Written instruction
Skip the pictures. Copy all the rest of the records down exactly.

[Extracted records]

- - -

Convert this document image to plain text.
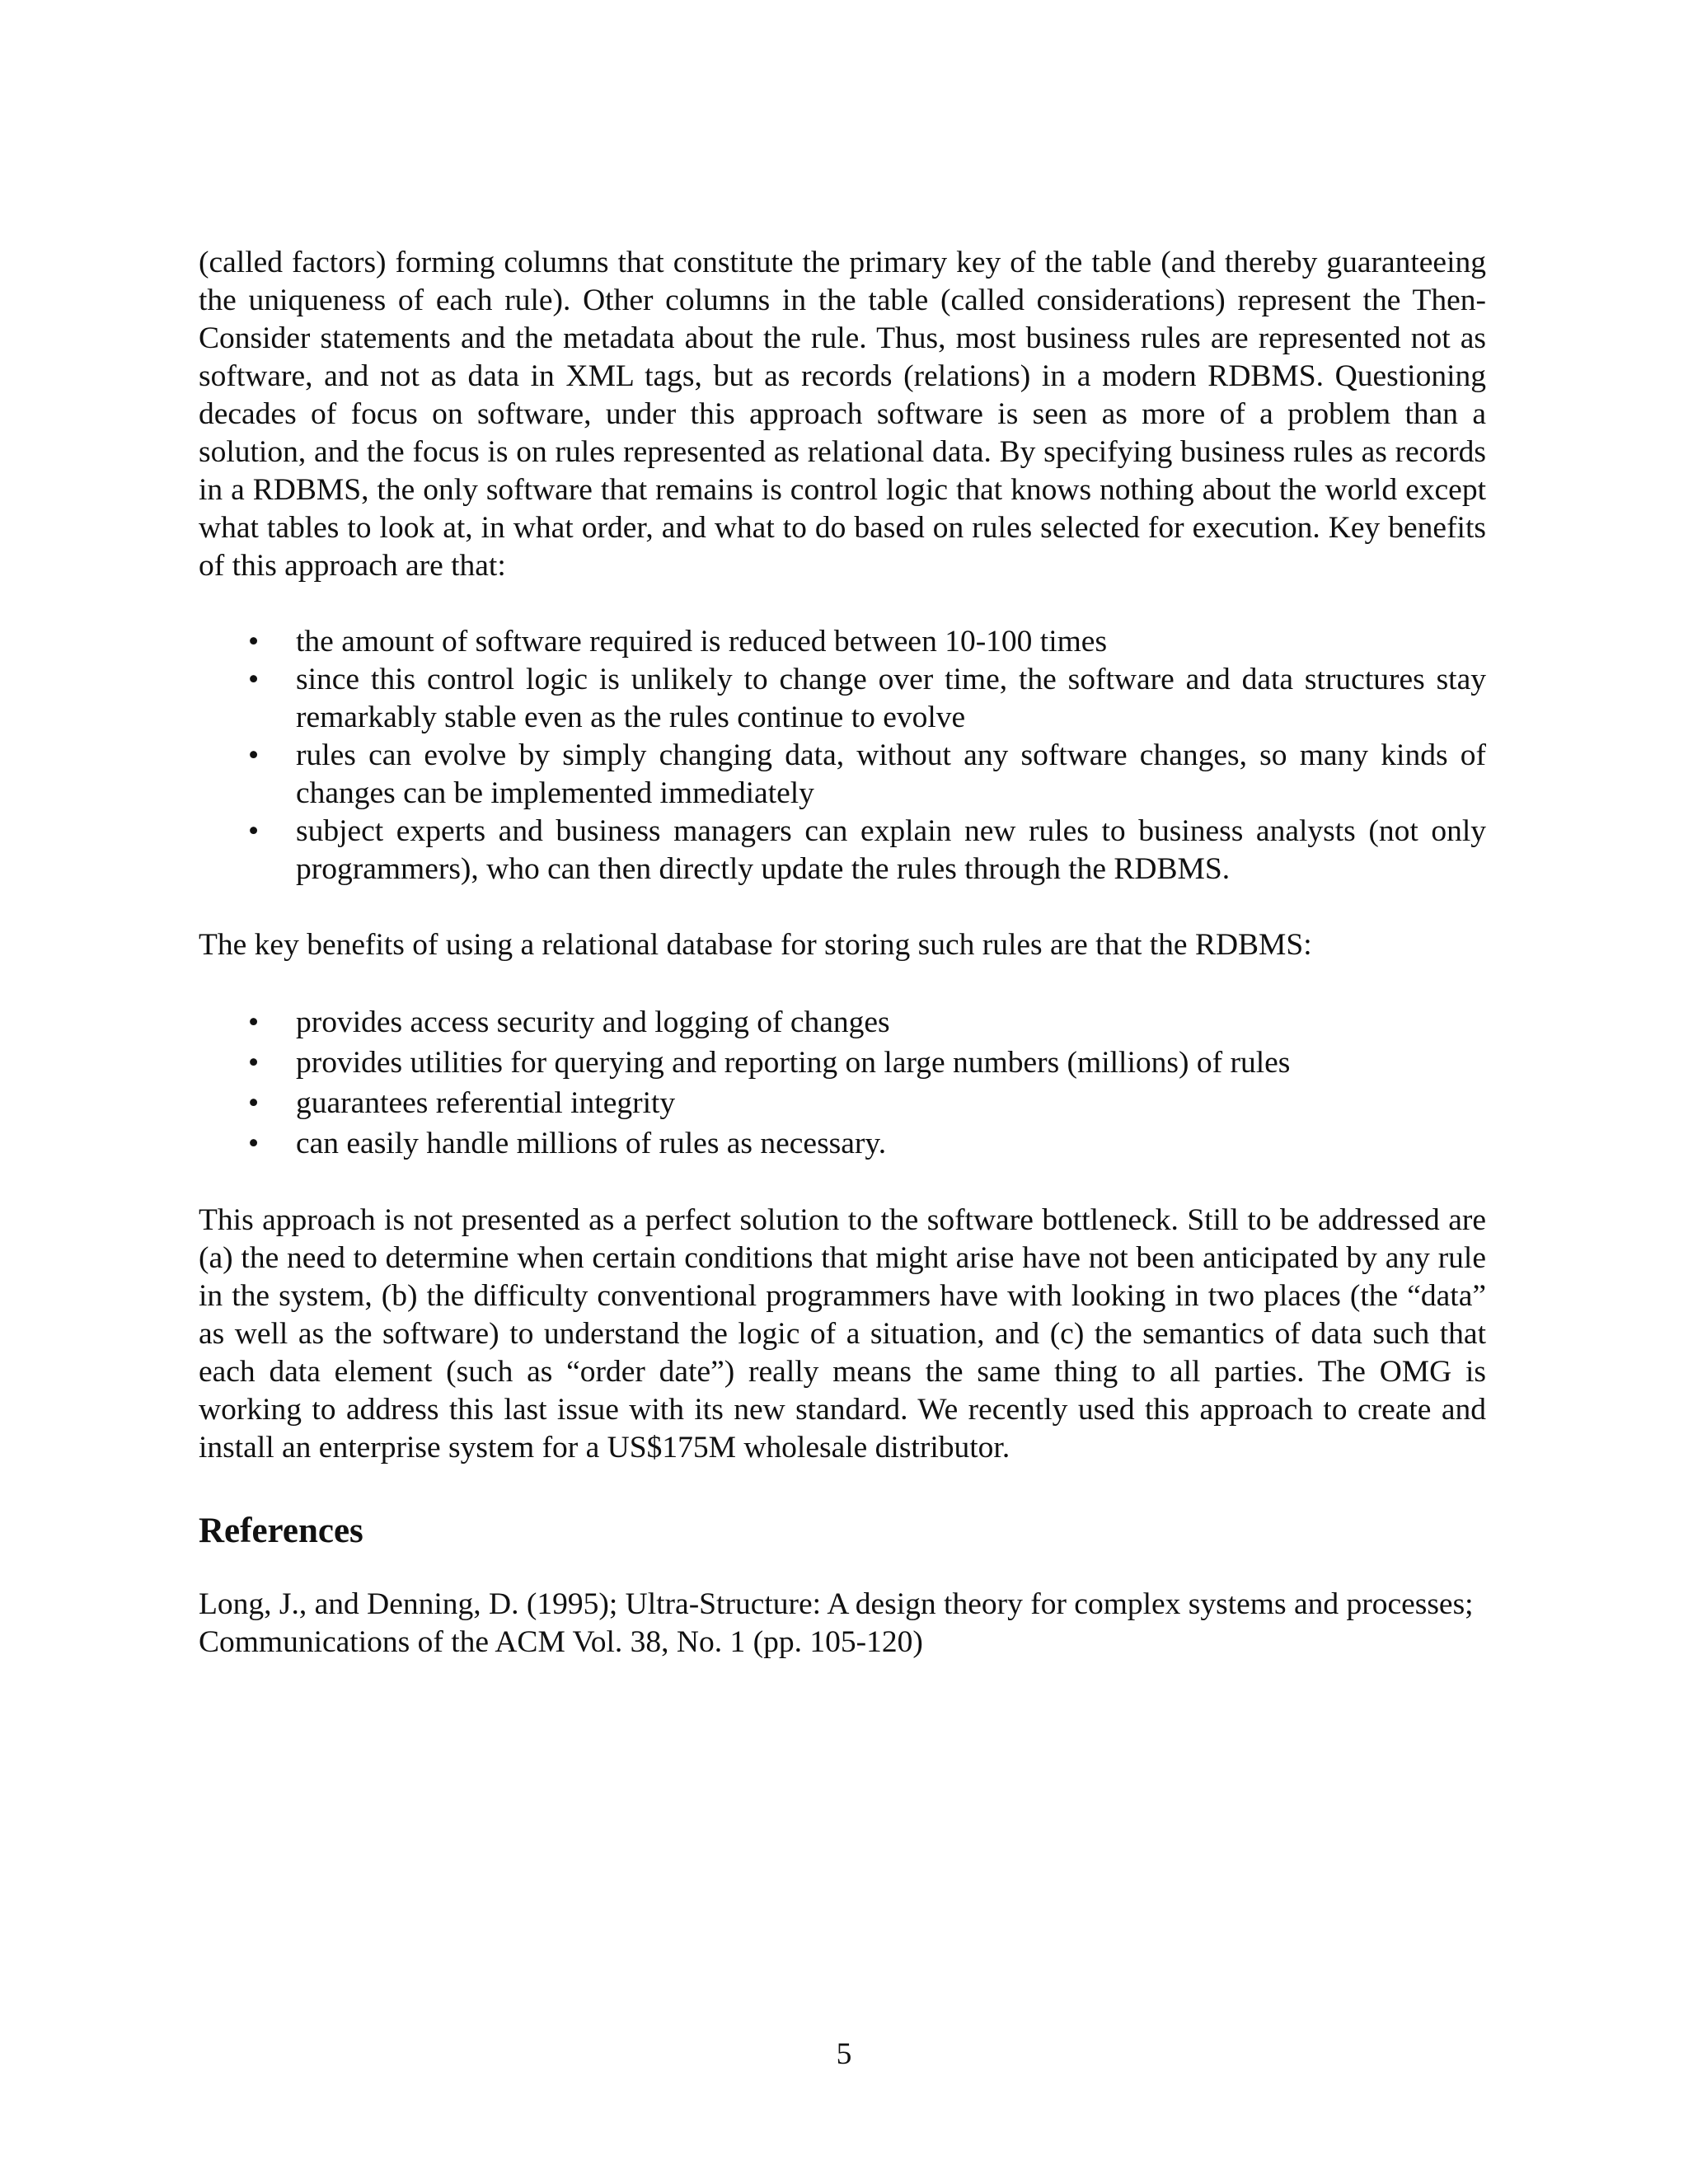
(called factors) forming columns that constitute the primary key of the table (and thereby guaranteeing the uniqueness of each rule). Other columns in the table (called considerations) represent the Then-Consider statements and the metadata about the rule. Thus, most business rules are represented not as software, and not as data in XML tags, but as records (relations) in a modern RDBMS. Questioning decades of focus on software, under this approach software is seen as more of a problem than a solution, and the focus is on rules represented as relational data. By specifying business rules as records in a RDBMS, the only software that remains is control logic that knows nothing about the world except what tables to look at, in what order, and what to do based on rules selected for execution. Key benefits of this approach are that:

• the amount of software required is reduced between 10-100 times
• since this control logic is unlikely to change over time, the software and data structures stay remarkably stable even as the rules continue to evolve
• rules can evolve by simply changing data, without any software changes, so many kinds of changes can be implemented immediately
• subject experts and business managers can explain new rules to business analysts (not only programmers), who can then directly update the rules through the RDBMS.

The key benefits of using a relational database for storing such rules are that the RDBMS:

• provides access security and logging of changes
• provides utilities for querying and reporting on large numbers (millions) of rules
• guarantees referential integrity
• can easily handle millions of rules as necessary.

This approach is not presented as a perfect solution to the software bottleneck. Still to be addressed are (a) the need to determine when certain conditions that might arise have not been anticipated by any rule in the system, (b) the difficulty conventional programmers have with looking in two places (the “data” as well as the software) to understand the logic of a situation, and (c) the semantics of data such that each data element (such as “order date”) really means the same thing to all parties. The OMG is working to address this last issue with its new standard. We recently used this approach to create and install an enterprise system for a US$175M wholesale distributor.

References

Long, J., and Denning, D. (1995); Ultra-Structure: A design theory for complex systems and processes; Communications of the ACM Vol. 38, No. 1 (pp. 105-120)

5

- - -

Completed exercise
Convert this document image to plain text.
(called factors) forming columns that constitute the primary key of the table (and thereby guaranteeing the uniqueness of each rule). Other columns in the table (called considerations) represent the Then-Consider statements and the metadata about the rule. Thus, most business rules are represented not as software, and not as data in XML tags, but as records (relations) in a modern RDBMS. Questioning decades of focus on software, under this approach software is seen as more of a problem than a solution, and the focus is on rules represented as relational data. By specifying business rules as records in a RDBMS, the only software that remains is control logic that knows nothing about the world except what tables to look at, in what order, and what to do based on rules selected for execution. Key benefits of this approach are that:

• the amount of software required is reduced between 10-100 times
• since this control logic is unlikely to change over time, the software and data structures stay remarkably stable even as the rules continue to evolve
• rules can evolve by simply changing data, without any software changes, so many kinds of changes can be implemented immediately
• subject experts and business managers can explain new rules to business analysts (not only programmers), who can then directly update the rules through the RDBMS.

The key benefits of using a relational database for storing such rules are that the RDBMS:

• provides access security and logging of changes
• provides utilities for querying and reporting on large numbers (millions) of rules
• guarantees referential integrity
• can easily handle millions of rules as necessary.

This approach is not presented as a perfect solution to the software bottleneck. Still to be addressed are (a) the need to determine when certain conditions that might arise have not been anticipated by any rule in the system, (b) the difficulty conventional programmers have with looking in two places (the “data” as well as the software) to understand the logic of a situation, and (c) the semantics of data such that each data element (such as “order date”) really means the same thing to all parties. The OMG is working to address this last issue with its new standard. We recently used this approach to create and install an enterprise system for a US$175M wholesale distributor.

References

Long, J., and Denning, D. (1995); Ultra-Structure: A design theory for complex systems and processes; Communications of the ACM Vol. 38, No. 1 (pp. 105-120)

5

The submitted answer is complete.